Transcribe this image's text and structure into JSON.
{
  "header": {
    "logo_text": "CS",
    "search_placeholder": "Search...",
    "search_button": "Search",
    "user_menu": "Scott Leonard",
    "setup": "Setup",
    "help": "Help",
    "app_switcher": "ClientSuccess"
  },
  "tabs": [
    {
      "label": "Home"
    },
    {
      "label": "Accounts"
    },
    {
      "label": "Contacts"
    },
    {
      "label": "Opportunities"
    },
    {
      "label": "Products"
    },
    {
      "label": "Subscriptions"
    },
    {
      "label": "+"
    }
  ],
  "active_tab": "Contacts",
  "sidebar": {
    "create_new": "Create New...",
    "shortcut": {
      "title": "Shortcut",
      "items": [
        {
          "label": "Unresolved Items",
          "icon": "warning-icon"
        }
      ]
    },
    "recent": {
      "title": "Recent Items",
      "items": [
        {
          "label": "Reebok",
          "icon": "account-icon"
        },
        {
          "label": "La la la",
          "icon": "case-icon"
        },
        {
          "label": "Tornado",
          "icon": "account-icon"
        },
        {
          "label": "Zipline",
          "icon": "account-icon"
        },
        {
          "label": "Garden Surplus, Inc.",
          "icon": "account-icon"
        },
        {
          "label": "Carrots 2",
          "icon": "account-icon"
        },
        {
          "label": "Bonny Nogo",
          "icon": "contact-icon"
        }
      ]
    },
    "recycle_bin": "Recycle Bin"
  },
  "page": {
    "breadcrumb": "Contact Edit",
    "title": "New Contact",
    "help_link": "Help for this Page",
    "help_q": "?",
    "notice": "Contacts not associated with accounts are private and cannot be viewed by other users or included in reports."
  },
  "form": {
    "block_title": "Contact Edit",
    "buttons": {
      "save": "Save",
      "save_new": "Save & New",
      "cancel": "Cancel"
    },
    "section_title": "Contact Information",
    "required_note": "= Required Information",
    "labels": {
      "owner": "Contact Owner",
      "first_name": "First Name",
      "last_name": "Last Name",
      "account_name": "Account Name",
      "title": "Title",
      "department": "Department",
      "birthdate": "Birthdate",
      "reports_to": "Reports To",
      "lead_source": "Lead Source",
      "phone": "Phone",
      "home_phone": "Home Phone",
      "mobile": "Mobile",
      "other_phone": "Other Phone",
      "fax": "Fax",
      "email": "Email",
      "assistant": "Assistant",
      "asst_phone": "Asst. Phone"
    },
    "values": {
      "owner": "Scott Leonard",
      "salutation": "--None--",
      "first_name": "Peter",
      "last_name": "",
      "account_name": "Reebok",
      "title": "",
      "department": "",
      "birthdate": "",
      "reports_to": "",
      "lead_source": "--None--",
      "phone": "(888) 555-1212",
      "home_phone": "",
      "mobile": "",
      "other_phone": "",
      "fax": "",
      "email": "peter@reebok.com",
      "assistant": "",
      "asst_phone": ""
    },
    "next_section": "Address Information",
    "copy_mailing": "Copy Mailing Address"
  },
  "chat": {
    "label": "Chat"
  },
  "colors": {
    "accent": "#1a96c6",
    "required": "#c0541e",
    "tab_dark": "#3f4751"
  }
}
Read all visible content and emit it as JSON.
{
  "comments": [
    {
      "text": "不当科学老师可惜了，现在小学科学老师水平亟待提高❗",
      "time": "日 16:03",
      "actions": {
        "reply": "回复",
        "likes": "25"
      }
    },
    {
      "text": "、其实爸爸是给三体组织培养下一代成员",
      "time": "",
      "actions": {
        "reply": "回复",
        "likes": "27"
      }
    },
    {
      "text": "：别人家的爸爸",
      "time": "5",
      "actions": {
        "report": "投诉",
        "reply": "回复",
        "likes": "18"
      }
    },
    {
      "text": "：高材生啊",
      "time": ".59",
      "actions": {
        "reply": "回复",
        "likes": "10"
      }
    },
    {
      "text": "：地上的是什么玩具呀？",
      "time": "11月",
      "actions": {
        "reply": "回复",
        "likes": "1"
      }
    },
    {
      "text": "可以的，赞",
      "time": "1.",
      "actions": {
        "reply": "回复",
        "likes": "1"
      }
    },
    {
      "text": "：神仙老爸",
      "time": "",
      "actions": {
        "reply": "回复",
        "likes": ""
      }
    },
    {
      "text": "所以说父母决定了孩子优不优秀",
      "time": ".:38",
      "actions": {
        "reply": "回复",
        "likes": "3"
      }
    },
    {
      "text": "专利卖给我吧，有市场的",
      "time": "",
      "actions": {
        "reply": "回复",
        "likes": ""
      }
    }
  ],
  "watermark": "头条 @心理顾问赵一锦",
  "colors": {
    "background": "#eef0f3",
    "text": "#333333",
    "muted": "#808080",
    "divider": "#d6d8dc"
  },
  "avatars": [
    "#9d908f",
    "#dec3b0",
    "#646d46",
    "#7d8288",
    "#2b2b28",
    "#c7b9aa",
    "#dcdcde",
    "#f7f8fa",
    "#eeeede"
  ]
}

○ ○ ○ ○ ○ ○ ○

_Set problem_: Output the listing above exactly as it appears.

_Problem solution_:
Transcribe this image's text and structure into JSON.
{
  "header": {
    "logo_text": "CS",
    "search_placeholder": "Search...",
    "search_button": "Search",
    "user_menu": "Scott Leonard",
    "setup": "Setup",
    "help": "Help",
    "app_switcher": "ClientSuccess"
  },
  "tabs": [
    {
      "label": "Home"
    },
    {
      "label": "Accounts"
    },
    {
      "label": "Contacts"
    },
    {
      "label": "Opportunities"
    },
    {
      "label": "Products"
    },
    {
      "label": "Subscriptions"
    },
    {
      "label": "+"
    }
  ],
  "active_tab": "Contacts",
  "sidebar": {
    "create_new": "Create New...",
    "shortcut": {
      "title": "Shortcut",
      "items": [
        {
          "label": "Unresolved Items",
          "icon": "warning-icon"
        }
      ]
    },
    "recent": {
      "title": "Recent Items",
      "items": [
        {
          "label": "Reebok",
          "icon": "account-icon"
        },
        {
          "label": "La la la",
          "icon": "case-icon"
        },
        {
          "label": "Tornado",
          "icon": "account-icon"
        },
        {
          "label": "Zipline",
          "icon": "account-icon"
        },
        {
          "label": "Garden Surplus, Inc.",
          "icon": "account-icon"
        },
        {
          "label": "Carrots 2",
          "icon": "account-icon"
        },
        {
          "label": "Bonny Nogo",
          "icon": "contact-icon"
        }
      ]
    },
    "recycle_bin": "Recycle Bin"
  },
  "page": {
    "breadcrumb": "Contact Edit",
    "title": "New Contact",
    "help_link": "Help for this Page",
    "help_q": "?",
    "notice": "Contacts not associated with accounts are private and cannot be viewed by other users or included in reports."
  },
  "form": {
    "block_title": "Contact Edit",
    "buttons": {
      "save": "Save",
      "save_new": "Save & New",
      "cancel": "Cancel"
    },
    "section_title": "Contact Information",
    "required_note": "= Required Information",
    "labels": {
      "owner": "Contact Owner",
      "first_name": "First Name",
      "last_name": "Last Name",
      "account_name": "Account Name",
      "title": "Title",
      "department": "Department",
      "birthdate": "Birthdate",
      "reports_to": "Reports To",
      "lead_source": "Lead Source",
      "phone": "Phone",
      "home_phone": "Home Phone",
      "mobile": "Mobile",
      "other_phone": "Other Phone",
      "fax": "Fax",
      "email": "Email",
      "assistant": "Assistant",
      "asst_phone": "Asst. Phone"
    },
    "values": {
      "owner": "Scott Leonard",
      "salutation": "--None--",
      "first_name": "Peter",
      "last_name": "",
      "account_name": "Reebok",
      "title": "",
      "department": "",
      "birthdate": "",
      "reports_to": "",
      "lead_source": "--None--",
      "phone": "(888) 555-1212",
      "home_phone": "",
      "mobile": "",
      "other_phone": "",
      "fax": "",
      "email": "peter@reebok.com",
      "assistant": "",
      "asst_phone": ""
    },
    "next_section": "Address Information",
    "copy_mailing": "Copy Mailing Address"
  },
  "chat": {
    "label": "Chat"
  },
  "colors": {
    "accent": "#1a96c6",
    "required": "#c0541e",
    "tab_dark": "#3f4751"
  }
}
Read all visible content and emit it as JSON.
{
  "comments": [
    {
      "text": "不当科学老师可惜了，现在小学科学老师水平亟待提高❗",
      "time": "日 16:03",
      "actions": {
        "reply": "回复",
        "likes": "25"
      }
    },
    {
      "text": "、其实爸爸是给三体组织培养下一代成员",
      "time": "",
      "actions": {
        "reply": "回复",
        "likes": "27"
      }
    },
    {
      "text": "：别人家的爸爸",
      "time": "5",
      "actions": {
        "report": "投诉",
        "reply": "回复",
        "likes": "18"
      }
    },
    {
      "text": "：高材生啊",
      "time": ".59",
      "actions": {
        "reply": "回复",
        "likes": "10"
      }
    },
    {
      "text": "：地上的是什么玩具呀？",
      "time": "11月",
      "actions": {
        "reply": "回复",
        "likes": "1"
      }
    },
    {
      "text": "可以的，赞",
      "time": "1.",
      "actions": {
        "reply": "回复",
        "likes": "1"
      }
    },
    {
      "text": "：神仙老爸",
      "time": "",
      "actions": {
        "reply": "回复",
        "likes": ""
      }
    },
    {
      "text": "所以说父母决定了孩子优不优秀",
      "time": ".:38",
      "actions": {
        "reply": "回复",
        "likes": "3"
      }
    },
    {
      "text": "专利卖给我吧，有市场的",
      "time": "",
      "actions": {
        "reply": "回复",
        "likes": ""
      }
    }
  ],
  "watermark": "头条 @心理顾问赵一锦",
  "colors": {
    "background": "#eef0f3",
    "text": "#333333",
    "muted": "#808080",
    "divider": "#d6d8dc"
  },
  "avatars": [
    "#9d908f",
    "#dec3b0",
    "#646d46",
    "#7d8288",
    "#2b2b28",
    "#c7b9aa",
    "#dcdcde",
    "#f7f8fa",
    "#eeeede"
  ]
}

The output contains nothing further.